[Dataset entries]

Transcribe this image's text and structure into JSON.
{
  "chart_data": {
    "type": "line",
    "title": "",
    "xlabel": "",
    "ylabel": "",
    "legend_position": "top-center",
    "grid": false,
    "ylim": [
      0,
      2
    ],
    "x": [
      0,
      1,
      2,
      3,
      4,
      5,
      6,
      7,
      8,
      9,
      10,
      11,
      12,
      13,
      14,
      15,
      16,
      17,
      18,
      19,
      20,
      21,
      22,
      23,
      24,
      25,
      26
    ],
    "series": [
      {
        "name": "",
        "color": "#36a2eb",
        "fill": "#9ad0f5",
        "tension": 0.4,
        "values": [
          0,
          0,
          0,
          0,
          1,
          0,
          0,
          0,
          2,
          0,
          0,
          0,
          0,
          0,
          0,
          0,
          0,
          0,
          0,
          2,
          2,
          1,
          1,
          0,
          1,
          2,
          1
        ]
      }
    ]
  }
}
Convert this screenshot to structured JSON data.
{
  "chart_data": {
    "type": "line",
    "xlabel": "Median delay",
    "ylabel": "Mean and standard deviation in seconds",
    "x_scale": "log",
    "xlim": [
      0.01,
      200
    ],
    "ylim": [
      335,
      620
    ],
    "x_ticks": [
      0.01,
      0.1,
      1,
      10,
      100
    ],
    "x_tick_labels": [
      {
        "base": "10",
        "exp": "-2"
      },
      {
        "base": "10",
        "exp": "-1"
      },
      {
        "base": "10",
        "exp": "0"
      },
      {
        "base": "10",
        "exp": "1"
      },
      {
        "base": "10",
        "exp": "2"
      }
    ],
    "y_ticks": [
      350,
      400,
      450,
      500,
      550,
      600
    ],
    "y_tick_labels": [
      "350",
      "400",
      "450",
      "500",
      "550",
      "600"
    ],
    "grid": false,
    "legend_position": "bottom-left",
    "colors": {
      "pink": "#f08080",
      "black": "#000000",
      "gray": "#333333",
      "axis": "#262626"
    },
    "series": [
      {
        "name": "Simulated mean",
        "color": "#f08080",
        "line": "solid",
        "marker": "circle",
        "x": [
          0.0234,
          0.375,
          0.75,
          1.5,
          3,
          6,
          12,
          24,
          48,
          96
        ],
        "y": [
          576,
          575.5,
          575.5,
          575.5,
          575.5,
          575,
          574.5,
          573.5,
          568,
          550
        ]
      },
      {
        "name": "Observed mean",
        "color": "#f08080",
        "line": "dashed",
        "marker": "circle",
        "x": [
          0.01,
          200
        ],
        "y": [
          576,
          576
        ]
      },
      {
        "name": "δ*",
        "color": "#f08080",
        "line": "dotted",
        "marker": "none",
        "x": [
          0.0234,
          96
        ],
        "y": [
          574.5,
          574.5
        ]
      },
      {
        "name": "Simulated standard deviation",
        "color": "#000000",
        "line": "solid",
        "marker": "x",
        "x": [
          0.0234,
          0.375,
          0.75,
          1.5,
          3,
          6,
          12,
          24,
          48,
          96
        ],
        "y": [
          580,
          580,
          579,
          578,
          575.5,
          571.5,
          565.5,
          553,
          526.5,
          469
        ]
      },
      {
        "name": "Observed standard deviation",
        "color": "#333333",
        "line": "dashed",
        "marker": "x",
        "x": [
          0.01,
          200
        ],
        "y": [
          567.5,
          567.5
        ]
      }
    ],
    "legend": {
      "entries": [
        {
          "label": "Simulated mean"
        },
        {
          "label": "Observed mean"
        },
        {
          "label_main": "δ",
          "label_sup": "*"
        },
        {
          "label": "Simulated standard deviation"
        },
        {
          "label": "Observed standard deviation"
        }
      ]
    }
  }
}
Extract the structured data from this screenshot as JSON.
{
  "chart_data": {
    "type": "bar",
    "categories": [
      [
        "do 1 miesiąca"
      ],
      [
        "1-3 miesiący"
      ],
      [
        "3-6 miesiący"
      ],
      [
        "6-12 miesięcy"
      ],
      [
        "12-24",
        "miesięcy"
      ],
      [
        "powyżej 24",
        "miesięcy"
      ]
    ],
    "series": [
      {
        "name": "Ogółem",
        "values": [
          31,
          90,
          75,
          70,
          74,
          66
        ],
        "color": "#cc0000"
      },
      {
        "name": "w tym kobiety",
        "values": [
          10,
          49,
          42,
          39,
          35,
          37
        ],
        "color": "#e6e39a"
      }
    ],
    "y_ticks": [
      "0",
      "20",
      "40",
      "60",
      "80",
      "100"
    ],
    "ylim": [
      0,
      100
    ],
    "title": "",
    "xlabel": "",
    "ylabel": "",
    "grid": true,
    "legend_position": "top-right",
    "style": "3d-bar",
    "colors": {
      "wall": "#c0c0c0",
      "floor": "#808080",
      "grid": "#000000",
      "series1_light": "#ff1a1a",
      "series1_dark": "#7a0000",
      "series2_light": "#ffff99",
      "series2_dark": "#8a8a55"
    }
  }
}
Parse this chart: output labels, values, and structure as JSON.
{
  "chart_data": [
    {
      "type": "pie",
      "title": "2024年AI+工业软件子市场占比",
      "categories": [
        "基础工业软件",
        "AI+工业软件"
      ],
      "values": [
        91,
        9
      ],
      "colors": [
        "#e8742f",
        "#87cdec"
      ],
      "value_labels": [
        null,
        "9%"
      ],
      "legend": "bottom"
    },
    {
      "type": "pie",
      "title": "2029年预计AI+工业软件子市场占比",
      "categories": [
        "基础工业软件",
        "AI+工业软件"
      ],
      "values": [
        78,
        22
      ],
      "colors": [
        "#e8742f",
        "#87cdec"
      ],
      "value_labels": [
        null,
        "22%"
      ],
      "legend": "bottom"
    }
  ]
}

> **Task brief**
Restate the records, all of them, precisely as written.

> **Solution to this exercise**
Transcribe this image's text and structure into JSON.
{
  "chart_data": {
    "type": "line",
    "title": "",
    "xlabel": "",
    "ylabel": "",
    "legend_position": "top-center",
    "grid": false,
    "ylim": [
      0,
      2
    ],
    "x": [
      0,
      1,
      2,
      3,
      4,
      5,
      6,
      7,
      8,
      9,
      10,
      11,
      12,
      13,
      14,
      15,
      16,
      17,
      18,
      19,
      20,
      21,
      22,
      23,
      24,
      25,
      26
    ],
    "series": [
      {
        "name": "",
        "color": "#36a2eb",
        "fill": "#9ad0f5",
        "tension": 0.4,
        "values": [
          0,
          0,
          0,
          0,
          1,
          0,
          0,
          0,
          2,
          0,
          0,
          0,
          0,
          0,
          0,
          0,
          0,
          0,
          0,
          2,
          2,
          1,
          1,
          0,
          1,
          2,
          1
        ]
      }
    ]
  }
}
Convert this screenshot to structured JSON data.
{
  "chart_data": {
    "type": "line",
    "xlabel": "Median delay",
    "ylabel": "Mean and standard deviation in seconds",
    "x_scale": "log",
    "xlim": [
      0.01,
      200
    ],
    "ylim": [
      335,
      620
    ],
    "x_ticks": [
      0.01,
      0.1,
      1,
      10,
      100
    ],
    "x_tick_labels": [
      {
        "base": "10",
        "exp": "-2"
      },
      {
        "base": "10",
        "exp": "-1"
      },
      {
        "base": "10",
        "exp": "0"
      },
      {
        "base": "10",
        "exp": "1"
      },
      {
        "base": "10",
        "exp": "2"
      }
    ],
    "y_ticks": [
      350,
      400,
      450,
      500,
      550,
      600
    ],
    "y_tick_labels": [
      "350",
      "400",
      "450",
      "500",
      "550",
      "600"
    ],
    "grid": false,
    "legend_position": "bottom-left",
    "colors": {
      "pink": "#f08080",
      "black": "#000000",
      "gray": "#333333",
      "axis": "#262626"
    },
    "series": [
      {
        "name": "Simulated mean",
        "color": "#f08080",
        "line": "solid",
        "marker": "circle",
        "x": [
          0.0234,
          0.375,
          0.75,
          1.5,
          3,
          6,
          12,
          24,
          48,
          96
        ],
        "y": [
          576,
          575.5,
          575.5,
          575.5,
          575.5,
          575,
          574.5,
          573.5,
          568,
          550
        ]
      },
      {
        "name": "Observed mean",
        "color": "#f08080",
        "line": "dashed",
        "marker": "circle",
        "x": [
          0.01,
          200
        ],
        "y": [
          576,
          576
        ]
      },
      {
        "name": "δ*",
        "color": "#f08080",
        "line": "dotted",
        "marker": "none",
        "x": [
          0.0234,
          96
        ],
        "y": [
          574.5,
          574.5
        ]
      },
      {
        "name": "Simulated standard deviation",
        "color": "#000000",
        "line": "solid",
        "marker": "x",
        "x": [
          0.0234,
          0.375,
          0.75,
          1.5,
          3,
          6,
          12,
          24,
          48,
          96
        ],
        "y": [
          580,
          580,
          579,
          578,
          575.5,
          571.5,
          565.5,
          553,
          526.5,
          469
        ]
      },
      {
        "name": "Observed standard deviation",
        "color": "#333333",
        "line": "dashed",
        "marker": "x",
        "x": [
          0.01,
          200
        ],
        "y": [
          567.5,
          567.5
        ]
      }
    ],
    "legend": {
      "entries": [
        {
          "label": "Simulated mean"
        },
        {
          "label": "Observed mean"
        },
        {
          "label_main": "δ",
          "label_sup": "*"
        },
        {
          "label": "Simulated standard deviation"
        },
        {
          "label": "Observed standard deviation"
        }
      ]
    }
  }
}
Extract the structured data from this screenshot as JSON.
{
  "chart_data": {
    "type": "bar",
    "categories": [
      [
        "do 1 miesiąca"
      ],
      [
        "1-3 miesiący"
      ],
      [
        "3-6 miesiący"
      ],
      [
        "6-12 miesięcy"
      ],
      [
        "12-24",
        "miesięcy"
      ],
      [
        "powyżej 24",
        "miesięcy"
      ]
    ],
    "series": [
      {
        "name": "Ogółem",
        "values": [
          31,
          90,
          75,
          70,
          74,
          66
        ],
        "color": "#cc0000"
      },
      {
        "name": "w tym kobiety",
        "values": [
          10,
          49,
          42,
          39,
          35,
          37
        ],
        "color": "#e6e39a"
      }
    ],
    "y_ticks": [
      "0",
      "20",
      "40",
      "60",
      "80",
      "100"
    ],
    "ylim": [
      0,
      100
    ],
    "title": "",
    "xlabel": "",
    "ylabel": "",
    "grid": true,
    "legend_position": "top-right",
    "style": "3d-bar",
    "colors": {
      "wall": "#c0c0c0",
      "floor": "#808080",
      "grid": "#000000",
      "series1_light": "#ff1a1a",
      "series1_dark": "#7a0000",
      "series2_light": "#ffff99",
      "series2_dark": "#8a8a55"
    }
  }
}
Parse this chart: output labels, values, and structure as JSON.
{
  "chart_data": [
    {
      "type": "pie",
      "title": "2024年AI+工业软件子市场占比",
      "categories": [
        "基础工业软件",
        "AI+工业软件"
      ],
      "values": [
        91,
        9
      ],
      "colors": [
        "#e8742f",
        "#87cdec"
      ],
      "value_labels": [
        null,
        "9%"
      ],
      "legend": "bottom"
    },
    {
      "type": "pie",
      "title": "2029年预计AI+工业软件子市场占比",
      "categories": [
        "基础工业软件",
        "AI+工业软件"
      ],
      "values": [
        78,
        22
      ],
      "colors": [
        "#e8742f",
        "#87cdec"
      ],
      "value_labels": [
        null,
        "22%"
      ],
      "legend": "bottom"
    }
  ]
}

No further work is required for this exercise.